Start of Source passage

32 years ago, on 09 November 1989, the German domestic border between FRG and GDR was lifted (called BRD and DDR in German). After around 40 years, the Germans were re-united and the wall was removed from the so-called death zone. Over the past decades, the former border became a tourist attraction in Berlin. Now there are e.g. guided tours along the border crossings and the wall museum. But it’s often forgotten that the border went through the entirety of Germany. It was about 1,393 km, leading from Lübeck to the Ore Mountains. Now, natural, unaltered greenery takes the place of the former fences and walls – the Green Belt of Germany (“Grüne Band Deutschland”).
The Green Belt lives up to its name. It consists of 150 nature reserves with over 1,200 endangered species, which form together the largest biotope bond of Germany. An ideal destination for nature, animal and hiking lovers. Two long-distance runners, Michael Maier and Walter Eberhard, from Villingen-Schwenningen, Germany thought so too. 2009, the two became aware of the Green Belt through a TV documentary.
Over the duration of two years, they curiously explored the impressive educational nature and history trail. Even though the beeline distance from the Baltic Sea to the Czech border is 420 km, the border was 1.393 km long. The reason are the former dukedoms and principalities of the “German Confederation” from 1815. In five time blocks they spend about 31 days on the path. To cover the whole lengths, they walked around 40 km by foot daily.

End of Source passage

◆ **Prompt 1**
List every four-digit year that appears in the text about the Green Belt of Germany.
◆ **Prompt 2**
Extract the part of the records that opens with their first line and closes with the line containing "Point bbox=[229, 541, 252, 555]", reproducing those lines exactly.

Start of Data for this task

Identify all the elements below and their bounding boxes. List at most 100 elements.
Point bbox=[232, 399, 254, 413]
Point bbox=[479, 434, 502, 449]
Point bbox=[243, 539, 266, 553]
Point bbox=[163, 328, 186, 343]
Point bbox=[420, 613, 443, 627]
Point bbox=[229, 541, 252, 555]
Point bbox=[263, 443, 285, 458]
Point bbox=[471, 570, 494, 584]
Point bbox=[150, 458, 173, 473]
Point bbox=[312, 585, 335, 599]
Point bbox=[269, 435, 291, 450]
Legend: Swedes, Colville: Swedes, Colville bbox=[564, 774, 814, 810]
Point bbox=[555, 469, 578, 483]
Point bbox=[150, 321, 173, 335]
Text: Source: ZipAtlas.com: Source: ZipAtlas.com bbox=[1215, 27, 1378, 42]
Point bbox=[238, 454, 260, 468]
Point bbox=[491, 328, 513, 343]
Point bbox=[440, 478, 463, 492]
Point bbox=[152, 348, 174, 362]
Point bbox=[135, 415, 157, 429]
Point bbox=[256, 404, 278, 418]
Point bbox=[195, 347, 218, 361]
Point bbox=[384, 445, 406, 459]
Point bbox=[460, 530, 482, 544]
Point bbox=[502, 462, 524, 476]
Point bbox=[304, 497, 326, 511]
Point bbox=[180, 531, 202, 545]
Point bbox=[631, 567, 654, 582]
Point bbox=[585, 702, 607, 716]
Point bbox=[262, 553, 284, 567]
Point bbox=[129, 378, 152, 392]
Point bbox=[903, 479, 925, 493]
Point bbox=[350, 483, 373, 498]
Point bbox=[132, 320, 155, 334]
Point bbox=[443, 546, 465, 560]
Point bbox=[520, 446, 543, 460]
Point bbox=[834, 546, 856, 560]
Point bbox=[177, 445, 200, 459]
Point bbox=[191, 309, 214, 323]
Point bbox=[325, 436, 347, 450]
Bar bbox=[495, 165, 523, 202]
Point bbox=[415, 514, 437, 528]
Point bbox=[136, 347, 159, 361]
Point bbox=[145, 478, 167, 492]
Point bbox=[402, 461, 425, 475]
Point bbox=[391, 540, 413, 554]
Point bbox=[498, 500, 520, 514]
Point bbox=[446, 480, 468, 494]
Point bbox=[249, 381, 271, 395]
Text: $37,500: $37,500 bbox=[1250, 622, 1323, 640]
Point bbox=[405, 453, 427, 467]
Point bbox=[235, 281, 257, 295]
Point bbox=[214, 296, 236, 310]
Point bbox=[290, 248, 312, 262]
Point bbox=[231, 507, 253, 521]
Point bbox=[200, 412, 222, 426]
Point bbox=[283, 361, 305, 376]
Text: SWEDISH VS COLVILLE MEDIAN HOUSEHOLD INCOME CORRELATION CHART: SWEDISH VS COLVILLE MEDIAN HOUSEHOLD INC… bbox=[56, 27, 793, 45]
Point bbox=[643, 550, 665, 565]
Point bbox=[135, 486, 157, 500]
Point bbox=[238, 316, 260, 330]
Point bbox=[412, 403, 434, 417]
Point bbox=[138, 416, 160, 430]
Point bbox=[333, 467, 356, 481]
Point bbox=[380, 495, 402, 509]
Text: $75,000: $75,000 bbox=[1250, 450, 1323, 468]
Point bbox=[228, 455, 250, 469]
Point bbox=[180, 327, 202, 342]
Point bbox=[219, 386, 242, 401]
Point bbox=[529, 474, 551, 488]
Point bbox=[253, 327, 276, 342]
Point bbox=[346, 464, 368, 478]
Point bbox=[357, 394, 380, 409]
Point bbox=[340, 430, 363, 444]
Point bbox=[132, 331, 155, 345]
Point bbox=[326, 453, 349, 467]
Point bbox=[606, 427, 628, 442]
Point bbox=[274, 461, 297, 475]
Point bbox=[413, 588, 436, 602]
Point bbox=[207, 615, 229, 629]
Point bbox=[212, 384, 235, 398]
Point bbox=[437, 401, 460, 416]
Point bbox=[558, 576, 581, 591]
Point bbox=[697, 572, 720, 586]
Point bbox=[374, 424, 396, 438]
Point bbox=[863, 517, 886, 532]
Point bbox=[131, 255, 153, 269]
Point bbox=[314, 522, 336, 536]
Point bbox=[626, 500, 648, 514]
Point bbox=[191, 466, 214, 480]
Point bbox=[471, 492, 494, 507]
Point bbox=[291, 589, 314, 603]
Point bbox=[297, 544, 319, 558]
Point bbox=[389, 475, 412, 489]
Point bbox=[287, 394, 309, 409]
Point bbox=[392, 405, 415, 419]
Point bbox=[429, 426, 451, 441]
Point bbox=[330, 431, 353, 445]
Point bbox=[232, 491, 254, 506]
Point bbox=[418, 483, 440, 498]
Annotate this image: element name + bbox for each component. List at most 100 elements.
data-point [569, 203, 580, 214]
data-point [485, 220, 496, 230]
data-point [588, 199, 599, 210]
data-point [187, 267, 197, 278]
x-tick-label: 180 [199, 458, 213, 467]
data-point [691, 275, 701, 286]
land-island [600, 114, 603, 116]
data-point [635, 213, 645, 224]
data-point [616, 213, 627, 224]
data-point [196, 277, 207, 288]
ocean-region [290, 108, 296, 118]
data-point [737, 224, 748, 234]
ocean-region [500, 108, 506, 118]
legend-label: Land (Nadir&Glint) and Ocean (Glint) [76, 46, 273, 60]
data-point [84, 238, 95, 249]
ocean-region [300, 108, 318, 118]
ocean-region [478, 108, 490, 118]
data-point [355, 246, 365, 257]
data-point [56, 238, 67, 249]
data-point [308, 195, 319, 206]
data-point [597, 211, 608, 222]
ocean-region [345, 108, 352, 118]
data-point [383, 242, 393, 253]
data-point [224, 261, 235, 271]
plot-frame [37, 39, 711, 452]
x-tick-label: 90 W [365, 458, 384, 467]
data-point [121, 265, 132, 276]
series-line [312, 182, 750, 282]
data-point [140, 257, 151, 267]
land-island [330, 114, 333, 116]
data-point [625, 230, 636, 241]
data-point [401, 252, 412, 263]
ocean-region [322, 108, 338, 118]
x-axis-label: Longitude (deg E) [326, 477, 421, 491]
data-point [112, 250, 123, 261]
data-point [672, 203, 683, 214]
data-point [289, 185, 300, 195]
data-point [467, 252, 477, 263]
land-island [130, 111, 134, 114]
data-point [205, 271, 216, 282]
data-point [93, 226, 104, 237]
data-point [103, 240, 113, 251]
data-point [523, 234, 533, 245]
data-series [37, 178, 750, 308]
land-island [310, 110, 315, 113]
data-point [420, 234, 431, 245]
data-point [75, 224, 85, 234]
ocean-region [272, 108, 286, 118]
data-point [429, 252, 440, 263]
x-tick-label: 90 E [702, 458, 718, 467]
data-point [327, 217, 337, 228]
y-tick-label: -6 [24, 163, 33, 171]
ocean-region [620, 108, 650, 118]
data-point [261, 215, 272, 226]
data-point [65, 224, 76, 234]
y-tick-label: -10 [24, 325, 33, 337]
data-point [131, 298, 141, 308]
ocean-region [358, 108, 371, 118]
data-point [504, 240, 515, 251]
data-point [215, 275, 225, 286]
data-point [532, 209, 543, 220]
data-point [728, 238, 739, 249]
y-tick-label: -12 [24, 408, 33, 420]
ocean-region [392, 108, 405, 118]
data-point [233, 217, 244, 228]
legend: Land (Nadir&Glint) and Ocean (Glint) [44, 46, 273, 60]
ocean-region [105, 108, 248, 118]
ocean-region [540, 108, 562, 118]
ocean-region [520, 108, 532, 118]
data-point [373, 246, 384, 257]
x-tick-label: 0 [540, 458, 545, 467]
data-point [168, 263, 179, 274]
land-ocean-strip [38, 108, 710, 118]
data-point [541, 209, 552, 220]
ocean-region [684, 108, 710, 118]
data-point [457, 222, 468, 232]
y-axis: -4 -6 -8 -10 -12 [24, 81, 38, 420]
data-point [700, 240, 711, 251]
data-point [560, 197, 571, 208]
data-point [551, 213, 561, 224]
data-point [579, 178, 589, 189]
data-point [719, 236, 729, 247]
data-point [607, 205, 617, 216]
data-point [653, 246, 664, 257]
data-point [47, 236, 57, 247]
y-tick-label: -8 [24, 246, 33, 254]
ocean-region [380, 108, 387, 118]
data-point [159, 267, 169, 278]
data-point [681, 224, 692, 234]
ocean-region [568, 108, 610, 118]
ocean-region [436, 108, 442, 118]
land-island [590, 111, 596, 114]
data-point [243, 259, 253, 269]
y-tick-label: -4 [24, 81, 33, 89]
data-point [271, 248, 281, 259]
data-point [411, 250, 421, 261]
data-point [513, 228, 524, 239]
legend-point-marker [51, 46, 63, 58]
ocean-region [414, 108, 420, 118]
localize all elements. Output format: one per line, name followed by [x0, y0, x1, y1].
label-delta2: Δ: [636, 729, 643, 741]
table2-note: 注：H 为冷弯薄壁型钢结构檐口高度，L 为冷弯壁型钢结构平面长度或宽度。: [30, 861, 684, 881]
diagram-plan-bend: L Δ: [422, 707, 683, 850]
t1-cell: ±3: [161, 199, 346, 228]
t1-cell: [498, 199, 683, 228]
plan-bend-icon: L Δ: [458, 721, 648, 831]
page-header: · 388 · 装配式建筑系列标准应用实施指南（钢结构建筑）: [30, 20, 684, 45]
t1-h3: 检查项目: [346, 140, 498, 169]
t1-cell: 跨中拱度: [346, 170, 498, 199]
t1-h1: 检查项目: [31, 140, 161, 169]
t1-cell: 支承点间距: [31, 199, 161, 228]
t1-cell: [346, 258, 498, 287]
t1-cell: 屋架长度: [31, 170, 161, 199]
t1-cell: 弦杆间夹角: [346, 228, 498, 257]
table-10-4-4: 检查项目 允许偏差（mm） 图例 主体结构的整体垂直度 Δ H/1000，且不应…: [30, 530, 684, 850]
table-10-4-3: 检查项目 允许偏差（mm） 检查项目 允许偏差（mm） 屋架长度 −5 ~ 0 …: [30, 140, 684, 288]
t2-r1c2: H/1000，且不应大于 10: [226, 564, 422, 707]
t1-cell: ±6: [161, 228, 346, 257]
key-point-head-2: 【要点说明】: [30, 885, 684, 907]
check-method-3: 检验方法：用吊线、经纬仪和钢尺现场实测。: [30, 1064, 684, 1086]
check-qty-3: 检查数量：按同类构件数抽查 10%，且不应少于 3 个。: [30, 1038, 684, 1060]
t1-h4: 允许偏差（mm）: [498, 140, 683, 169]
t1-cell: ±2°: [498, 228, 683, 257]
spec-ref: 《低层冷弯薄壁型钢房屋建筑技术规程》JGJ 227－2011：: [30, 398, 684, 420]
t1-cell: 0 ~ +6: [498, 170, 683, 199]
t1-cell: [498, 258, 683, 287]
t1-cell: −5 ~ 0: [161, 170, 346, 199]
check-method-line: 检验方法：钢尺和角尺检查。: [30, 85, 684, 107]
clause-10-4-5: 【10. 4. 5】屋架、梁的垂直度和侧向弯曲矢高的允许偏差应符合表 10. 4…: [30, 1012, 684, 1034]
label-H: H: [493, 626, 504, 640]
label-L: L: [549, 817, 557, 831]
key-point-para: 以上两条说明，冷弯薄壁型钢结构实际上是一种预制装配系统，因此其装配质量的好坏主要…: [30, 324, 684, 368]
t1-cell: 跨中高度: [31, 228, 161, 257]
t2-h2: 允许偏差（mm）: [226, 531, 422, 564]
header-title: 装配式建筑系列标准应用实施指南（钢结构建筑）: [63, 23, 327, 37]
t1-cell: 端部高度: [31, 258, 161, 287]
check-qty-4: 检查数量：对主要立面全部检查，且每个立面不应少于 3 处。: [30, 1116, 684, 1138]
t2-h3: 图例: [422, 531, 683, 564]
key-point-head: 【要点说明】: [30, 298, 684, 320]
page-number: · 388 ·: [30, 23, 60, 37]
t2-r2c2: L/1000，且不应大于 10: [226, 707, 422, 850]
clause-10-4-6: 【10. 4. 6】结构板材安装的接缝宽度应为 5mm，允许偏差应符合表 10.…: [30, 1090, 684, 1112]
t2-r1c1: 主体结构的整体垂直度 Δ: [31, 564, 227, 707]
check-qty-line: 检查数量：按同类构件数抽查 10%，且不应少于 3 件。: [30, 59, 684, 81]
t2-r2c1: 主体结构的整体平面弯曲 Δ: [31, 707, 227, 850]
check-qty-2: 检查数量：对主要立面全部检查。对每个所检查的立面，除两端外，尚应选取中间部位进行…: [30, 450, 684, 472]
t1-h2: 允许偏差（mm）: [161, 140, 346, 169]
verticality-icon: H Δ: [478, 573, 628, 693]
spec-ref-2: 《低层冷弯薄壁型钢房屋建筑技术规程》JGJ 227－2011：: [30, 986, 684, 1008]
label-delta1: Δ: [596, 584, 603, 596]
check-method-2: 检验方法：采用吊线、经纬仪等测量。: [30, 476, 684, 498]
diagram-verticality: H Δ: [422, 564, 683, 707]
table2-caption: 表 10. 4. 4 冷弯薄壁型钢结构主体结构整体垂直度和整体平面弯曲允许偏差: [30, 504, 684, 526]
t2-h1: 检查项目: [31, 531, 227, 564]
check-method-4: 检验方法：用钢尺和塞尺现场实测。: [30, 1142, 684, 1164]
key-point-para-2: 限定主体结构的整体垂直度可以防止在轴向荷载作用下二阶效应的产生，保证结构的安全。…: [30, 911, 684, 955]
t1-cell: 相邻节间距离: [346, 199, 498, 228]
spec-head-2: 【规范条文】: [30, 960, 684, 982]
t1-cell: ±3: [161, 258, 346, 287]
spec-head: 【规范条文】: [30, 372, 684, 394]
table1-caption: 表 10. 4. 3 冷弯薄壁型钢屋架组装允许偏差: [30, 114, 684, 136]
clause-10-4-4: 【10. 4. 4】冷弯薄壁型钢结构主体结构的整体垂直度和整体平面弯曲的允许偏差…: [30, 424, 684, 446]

End of Data for this task

◆ **Written answer 1**
1989, 2009, 1815

◆ **Written answer 2**
Identify all the elements below and their bounding boxes. List at most 100 elements.
Point bbox=[232, 399, 254, 413]
Point bbox=[479, 434, 502, 449]
Point bbox=[243, 539, 266, 553]
Point bbox=[163, 328, 186, 343]
Point bbox=[420, 613, 443, 627]
Point bbox=[229, 541, 252, 555]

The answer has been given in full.